[Stored data entries]
┌────────
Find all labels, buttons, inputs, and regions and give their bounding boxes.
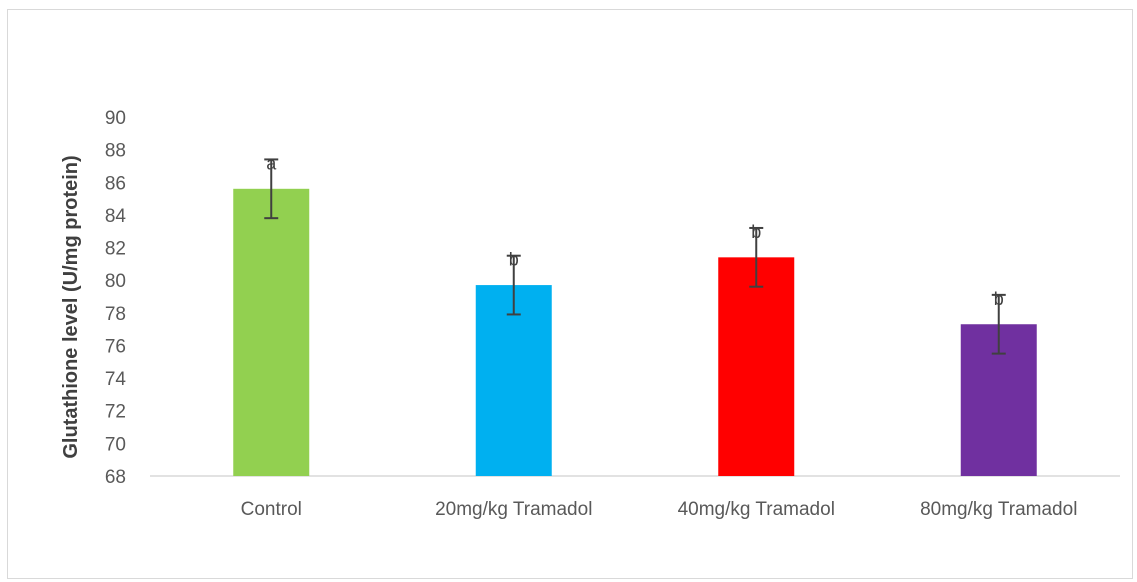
y-tick-label: 70 [105, 434, 126, 455]
y-tick-label: 74 [105, 369, 127, 390]
significance-label: b [994, 289, 1004, 309]
y-tick-label: 88 [105, 141, 126, 162]
significance-label: b [751, 222, 761, 242]
y-tick-label: 86 [105, 173, 126, 194]
y-axis-label: Glutathione level (U/mg protein) [60, 155, 82, 458]
significance-label: b [509, 250, 519, 270]
category-labels: Control 20mg/kg Tramadol 40mg/kg Tramadol 8… [241, 499, 1078, 520]
bar [475, 285, 552, 476]
y-axis-ticks: 68 70 72 74 76 78 80 82 84 86 88 90 [105, 108, 127, 488]
y-tick-label: 82 [105, 239, 126, 260]
error-bar [264, 158, 279, 220]
category-label: 80mg/kg Tramadol [920, 499, 1077, 520]
category-label: 40mg/kg Tramadol [678, 499, 835, 520]
y-tick-label: 68 [105, 467, 126, 488]
y-tick-label: 90 [105, 108, 126, 129]
bar [233, 188, 310, 477]
bars [233, 188, 1037, 477]
significance-label: a [266, 153, 277, 173]
error-bar [991, 293, 1006, 355]
error-bars [264, 158, 1006, 355]
y-tick-label: 84 [105, 206, 127, 227]
error-bar [749, 226, 764, 288]
y-tick-label: 72 [105, 402, 126, 423]
y-tick-label: 78 [105, 304, 126, 325]
chart-frame [7, 9, 1133, 579]
category-label: Control [241, 499, 302, 520]
bar [718, 257, 795, 476]
error-bar [506, 254, 521, 316]
y-tick-label: 80 [105, 271, 126, 292]
category-label: 20mg/kg Tramadol [435, 499, 592, 520]
significance-labels: a b b b [266, 153, 1004, 308]
y-tick-label: 76 [105, 336, 126, 357]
└────────
Activity: Output each record verbatim and leave out its pictures.

Reply to the exercise:
Find all labels, buttons, inputs, and regions and give their bounding boxes.
y-tick-label: 70 [105, 434, 126, 455]
y-tick-label: 74 [105, 369, 127, 390]
significance-label: b [994, 289, 1004, 309]
y-tick-label: 88 [105, 141, 126, 162]
significance-label: b [751, 222, 761, 242]
y-tick-label: 86 [105, 173, 126, 194]
y-axis-label: Glutathione level (U/mg protein) [60, 155, 82, 458]
significance-label: b [509, 250, 519, 270]
category-labels: Control 20mg/kg Tramadol 40mg/kg Tramadol 8… [241, 499, 1078, 520]
bar [475, 285, 552, 476]
y-axis-ticks: 68 70 72 74 76 78 80 82 84 86 88 90 [105, 108, 127, 488]
y-tick-label: 82 [105, 239, 126, 260]
error-bar [264, 158, 279, 220]
category-label: 80mg/kg Tramadol [920, 499, 1077, 520]
category-label: 40mg/kg Tramadol [678, 499, 835, 520]
y-tick-label: 68 [105, 467, 126, 488]
y-tick-label: 90 [105, 108, 126, 129]
bar [233, 188, 310, 477]
bars [233, 188, 1037, 477]
significance-label: a [266, 153, 277, 173]
error-bar [991, 293, 1006, 355]
error-bars [264, 158, 1006, 355]
y-tick-label: 84 [105, 206, 127, 227]
error-bar [749, 226, 764, 288]
y-tick-label: 72 [105, 402, 126, 423]
y-tick-label: 78 [105, 304, 126, 325]
chart-frame [7, 9, 1133, 579]
category-label: Control [241, 499, 302, 520]
bar [718, 257, 795, 476]
error-bar [506, 254, 521, 316]
y-tick-label: 80 [105, 271, 126, 292]
category-label: 20mg/kg Tramadol [435, 499, 592, 520]
significance-labels: a b b b [266, 153, 1004, 308]
y-tick-label: 76 [105, 336, 126, 357]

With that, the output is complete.